Make an exact copy of all the entries below, with the pictures left out.

- **Stored items from a collection**:
____________

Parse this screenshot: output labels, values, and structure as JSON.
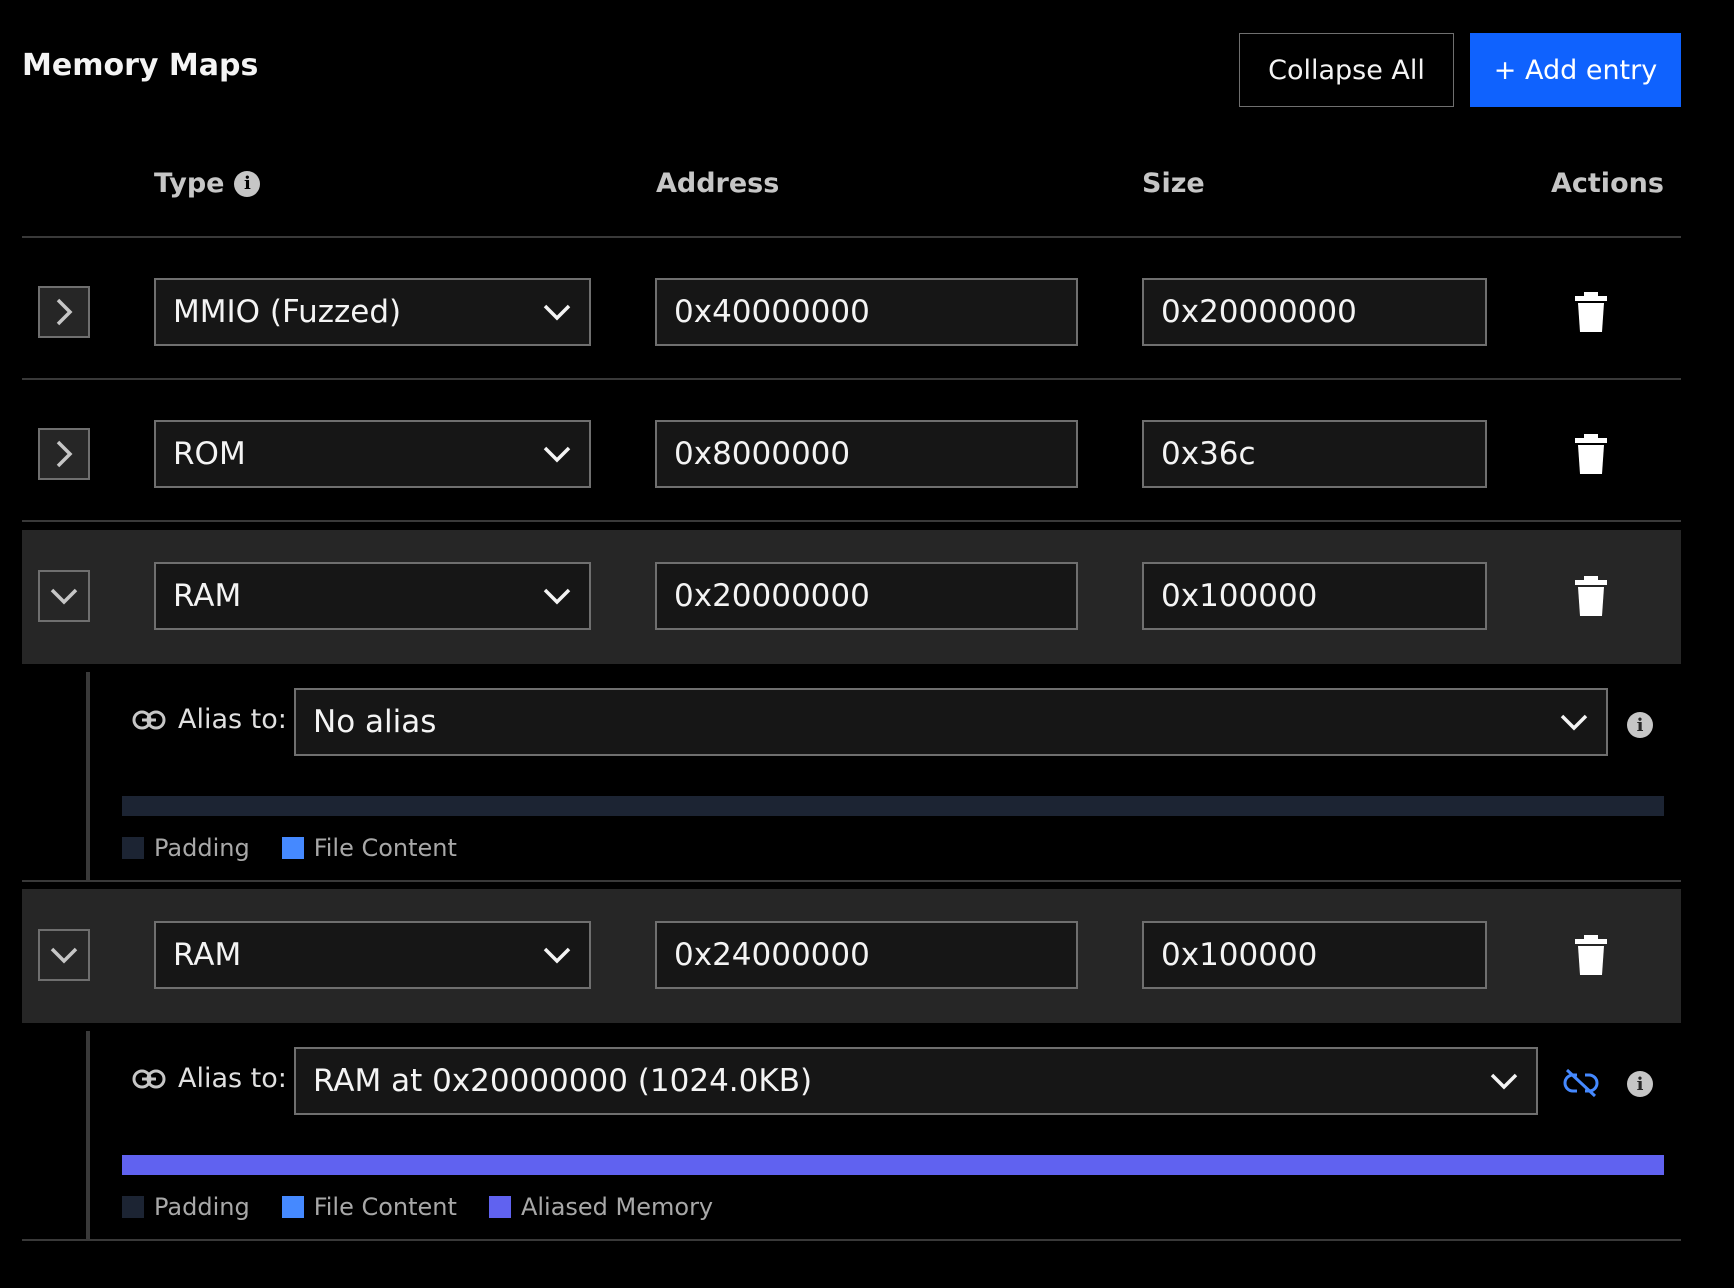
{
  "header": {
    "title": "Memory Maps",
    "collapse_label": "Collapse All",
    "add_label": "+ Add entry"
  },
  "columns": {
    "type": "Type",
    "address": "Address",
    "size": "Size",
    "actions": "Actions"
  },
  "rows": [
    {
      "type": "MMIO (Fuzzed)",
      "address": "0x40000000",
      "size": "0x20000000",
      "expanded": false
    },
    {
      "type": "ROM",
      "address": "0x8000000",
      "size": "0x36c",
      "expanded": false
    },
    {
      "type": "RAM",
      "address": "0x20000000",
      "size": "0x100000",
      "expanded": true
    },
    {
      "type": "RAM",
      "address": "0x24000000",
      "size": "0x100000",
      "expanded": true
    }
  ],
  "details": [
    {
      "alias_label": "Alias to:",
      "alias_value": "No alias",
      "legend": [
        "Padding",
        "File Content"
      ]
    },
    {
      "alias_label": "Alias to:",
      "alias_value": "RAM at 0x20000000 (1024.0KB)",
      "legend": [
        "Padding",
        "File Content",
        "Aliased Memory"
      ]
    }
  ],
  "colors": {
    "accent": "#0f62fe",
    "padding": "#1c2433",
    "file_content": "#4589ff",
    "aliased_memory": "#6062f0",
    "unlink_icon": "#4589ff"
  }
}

____________

- **RESPONSE FOR THIS EXERCISE**:
Parse this screenshot: output labels, values, and structure as JSON.
{
  "header": {
    "title": "Memory Maps",
    "collapse_label": "Collapse All",
    "add_label": "+ Add entry"
  },
  "columns": {
    "type": "Type",
    "address": "Address",
    "size": "Size",
    "actions": "Actions"
  },
  "rows": [
    {
      "type": "MMIO (Fuzzed)",
      "address": "0x40000000",
      "size": "0x20000000",
      "expanded": false
    },
    {
      "type": "ROM",
      "address": "0x8000000",
      "size": "0x36c",
      "expanded": false
    },
    {
      "type": "RAM",
      "address": "0x20000000",
      "size": "0x100000",
      "expanded": true
    },
    {
      "type": "RAM",
      "address": "0x24000000",
      "size": "0x100000",
      "expanded": true
    }
  ],
  "details": [
    {
      "alias_label": "Alias to:",
      "alias_value": "No alias",
      "legend": [
        "Padding",
        "File Content"
      ]
    },
    {
      "alias_label": "Alias to:",
      "alias_value": "RAM at 0x20000000 (1024.0KB)",
      "legend": [
        "Padding",
        "File Content",
        "Aliased Memory"
      ]
    }
  ],
  "colors": {
    "accent": "#0f62fe",
    "padding": "#1c2433",
    "file_content": "#4589ff",
    "aliased_memory": "#6062f0",
    "unlink_icon": "#4589ff"
  }
}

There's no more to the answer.